### [Task input]
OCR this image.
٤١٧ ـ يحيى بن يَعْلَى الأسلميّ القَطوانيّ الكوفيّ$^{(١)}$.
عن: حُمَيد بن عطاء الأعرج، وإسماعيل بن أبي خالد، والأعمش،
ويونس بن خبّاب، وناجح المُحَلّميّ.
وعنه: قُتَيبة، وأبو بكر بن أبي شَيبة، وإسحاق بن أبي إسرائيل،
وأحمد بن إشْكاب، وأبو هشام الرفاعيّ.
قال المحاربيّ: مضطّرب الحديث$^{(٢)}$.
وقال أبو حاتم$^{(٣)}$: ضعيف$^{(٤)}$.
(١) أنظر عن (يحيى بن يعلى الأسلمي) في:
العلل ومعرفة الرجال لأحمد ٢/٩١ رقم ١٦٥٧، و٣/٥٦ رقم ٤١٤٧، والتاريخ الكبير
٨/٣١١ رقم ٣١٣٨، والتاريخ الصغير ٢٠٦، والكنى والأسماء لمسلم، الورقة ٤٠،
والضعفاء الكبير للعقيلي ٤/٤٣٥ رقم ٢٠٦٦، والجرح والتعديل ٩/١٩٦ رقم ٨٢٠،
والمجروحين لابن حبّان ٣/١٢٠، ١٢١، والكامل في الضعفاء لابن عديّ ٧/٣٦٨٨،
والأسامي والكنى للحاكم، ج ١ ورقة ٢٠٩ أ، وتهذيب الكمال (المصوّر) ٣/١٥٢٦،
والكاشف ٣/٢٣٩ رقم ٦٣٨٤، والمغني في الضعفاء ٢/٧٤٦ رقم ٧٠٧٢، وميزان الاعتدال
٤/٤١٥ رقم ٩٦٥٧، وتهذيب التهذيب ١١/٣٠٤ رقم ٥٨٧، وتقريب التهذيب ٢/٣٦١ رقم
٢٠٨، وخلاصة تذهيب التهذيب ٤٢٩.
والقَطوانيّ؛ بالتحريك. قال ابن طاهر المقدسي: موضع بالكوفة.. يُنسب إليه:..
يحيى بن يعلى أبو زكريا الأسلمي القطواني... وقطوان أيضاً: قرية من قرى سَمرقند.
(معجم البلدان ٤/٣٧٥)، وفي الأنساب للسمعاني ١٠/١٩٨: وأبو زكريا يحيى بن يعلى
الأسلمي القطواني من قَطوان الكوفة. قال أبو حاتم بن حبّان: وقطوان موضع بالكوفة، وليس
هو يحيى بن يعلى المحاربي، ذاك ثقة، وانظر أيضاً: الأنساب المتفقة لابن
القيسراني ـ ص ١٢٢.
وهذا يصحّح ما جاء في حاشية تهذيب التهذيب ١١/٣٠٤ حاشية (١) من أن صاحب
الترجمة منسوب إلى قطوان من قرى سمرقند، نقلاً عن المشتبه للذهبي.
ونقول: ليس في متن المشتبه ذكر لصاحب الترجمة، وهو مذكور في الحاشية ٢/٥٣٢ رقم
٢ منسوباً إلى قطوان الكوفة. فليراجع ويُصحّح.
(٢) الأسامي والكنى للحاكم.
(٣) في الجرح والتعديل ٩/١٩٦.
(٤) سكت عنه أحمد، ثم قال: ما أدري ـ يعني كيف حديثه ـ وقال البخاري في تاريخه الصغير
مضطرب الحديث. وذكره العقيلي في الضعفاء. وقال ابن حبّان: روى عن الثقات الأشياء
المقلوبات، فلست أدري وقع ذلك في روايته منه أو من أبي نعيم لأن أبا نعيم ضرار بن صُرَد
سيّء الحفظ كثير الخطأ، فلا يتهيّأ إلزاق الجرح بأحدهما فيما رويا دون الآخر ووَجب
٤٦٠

### [Problem requirements]
Pull out and copy each line containing the string "يعلى".

### [Exercise response]
(١) أنظر عن (يحيى بن يعلى الأسلمي) في:
يحيى بن يعلى أبو زكريا الأسلمي القطواني... وقطوان أيضاً: قرية من قرى سَمرقند.
(معجم البلدان ٤/٣٧٥)، وفي الأنساب للسمعاني ١٠/١٩٨: وأبو زكريا يحيى بن يعلى
هو يحيى بن يعلى المحاربي، ذاك ثقة، وانظر أيضاً: الأنساب المتفقة لابن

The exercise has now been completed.